START GIVEN RECORDS

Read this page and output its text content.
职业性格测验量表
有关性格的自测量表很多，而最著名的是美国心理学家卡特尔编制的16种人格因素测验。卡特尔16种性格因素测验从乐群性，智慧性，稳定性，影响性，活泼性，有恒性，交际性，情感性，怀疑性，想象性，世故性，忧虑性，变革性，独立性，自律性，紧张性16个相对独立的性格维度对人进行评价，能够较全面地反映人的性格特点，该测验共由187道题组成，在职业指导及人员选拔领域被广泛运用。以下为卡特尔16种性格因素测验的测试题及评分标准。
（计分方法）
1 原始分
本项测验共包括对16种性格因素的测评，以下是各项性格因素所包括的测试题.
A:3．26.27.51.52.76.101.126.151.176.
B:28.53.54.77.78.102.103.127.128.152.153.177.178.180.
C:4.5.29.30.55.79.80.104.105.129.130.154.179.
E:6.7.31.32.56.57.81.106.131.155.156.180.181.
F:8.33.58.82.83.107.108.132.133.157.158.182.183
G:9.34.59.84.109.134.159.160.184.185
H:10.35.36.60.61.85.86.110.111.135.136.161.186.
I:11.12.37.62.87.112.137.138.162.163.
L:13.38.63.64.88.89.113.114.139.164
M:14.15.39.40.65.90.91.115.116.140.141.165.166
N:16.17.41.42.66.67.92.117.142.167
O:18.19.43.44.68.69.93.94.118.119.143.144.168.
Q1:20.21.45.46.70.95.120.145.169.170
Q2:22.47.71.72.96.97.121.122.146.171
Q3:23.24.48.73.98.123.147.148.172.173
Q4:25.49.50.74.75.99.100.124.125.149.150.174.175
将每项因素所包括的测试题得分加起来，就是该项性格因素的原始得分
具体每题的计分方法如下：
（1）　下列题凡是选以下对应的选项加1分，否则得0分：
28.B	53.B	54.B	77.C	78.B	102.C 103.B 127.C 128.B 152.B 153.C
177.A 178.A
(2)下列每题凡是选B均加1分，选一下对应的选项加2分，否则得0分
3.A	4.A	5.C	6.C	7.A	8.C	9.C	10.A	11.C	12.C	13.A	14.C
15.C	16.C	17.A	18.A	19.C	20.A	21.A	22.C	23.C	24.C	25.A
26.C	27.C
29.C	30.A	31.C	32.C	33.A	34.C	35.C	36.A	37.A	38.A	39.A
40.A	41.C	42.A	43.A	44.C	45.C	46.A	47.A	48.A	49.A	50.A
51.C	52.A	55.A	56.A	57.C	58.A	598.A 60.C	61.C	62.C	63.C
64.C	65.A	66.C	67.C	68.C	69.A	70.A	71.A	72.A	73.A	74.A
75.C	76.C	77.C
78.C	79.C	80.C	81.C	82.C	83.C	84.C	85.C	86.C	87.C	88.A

END GIVEN RECORDS

_TASK STATEMENT:_ Print every record exactly as it was given.

_WRITTEN ANSWER:_
Read this page and output its text content.
职业性格测验量表
有关性格的自测量表很多，而最著名的是美国心理学家卡特尔编制的16种人格因素测验。卡特尔16种性格因素测验从乐群性，智慧性，稳定性，影响性，活泼性，有恒性，交际性，情感性，怀疑性，想象性，世故性，忧虑性，变革性，独立性，自律性，紧张性16个相对独立的性格维度对人进行评价，能够较全面地反映人的性格特点，该测验共由187道题组成，在职业指导及人员选拔领域被广泛运用。以下为卡特尔16种性格因素测验的测试题及评分标准。
（计分方法）
1 原始分
本项测验共包括对16种性格因素的测评，以下是各项性格因素所包括的测试题.
A:3．26.27.51.52.76.101.126.151.176.
B:28.53.54.77.78.102.103.127.128.152.153.177.178.180.
C:4.5.29.30.55.79.80.104.105.129.130.154.179.
E:6.7.31.32.56.57.81.106.131.155.156.180.181.
F:8.33.58.82.83.107.108.132.133.157.158.182.183
G:9.34.59.84.109.134.159.160.184.185
H:10.35.36.60.61.85.86.110.111.135.136.161.186.
I:11.12.37.62.87.112.137.138.162.163.
L:13.38.63.64.88.89.113.114.139.164
M:14.15.39.40.65.90.91.115.116.140.141.165.166
N:16.17.41.42.66.67.92.117.142.167
O:18.19.43.44.68.69.93.94.118.119.143.144.168.
Q1:20.21.45.46.70.95.120.145.169.170
Q2:22.47.71.72.96.97.121.122.146.171
Q3:23.24.48.73.98.123.147.148.172.173
Q4:25.49.50.74.75.99.100.124.125.149.150.174.175
将每项因素所包括的测试题得分加起来，就是该项性格因素的原始得分
具体每题的计分方法如下：
（1）　下列题凡是选以下对应的选项加1分，否则得0分：
28.B	53.B	54.B	77.C	78.B	102.C 103.B 127.C 128.B 152.B 153.C
177.A 178.A
(2)下列每题凡是选B均加1分，选一下对应的选项加2分，否则得0分
3.A	4.A	5.C	6.C	7.A	8.C	9.C	10.A	11.C	12.C	13.A	14.C
15.C	16.C	17.A	18.A	19.C	20.A	21.A	22.C	23.C	24.C	25.A
26.C	27.C
29.C	30.A	31.C	32.C	33.A	34.C	35.C	36.A	37.A	38.A	39.A
40.A	41.C	42.A	43.A	44.C	45.C	46.A	47.A	48.A	49.A	50.A
51.C	52.A	55.A	56.A	57.C	58.A	598.A 60.C	61.C	62.C	63.C
64.C	65.A	66.C	67.C	68.C	69.A	70.A	71.A	72.A	73.A	74.A
75.C	76.C	77.C
78.C	79.C	80.C	81.C	82.C	83.C	84.C	85.C	86.C	87.C	88.A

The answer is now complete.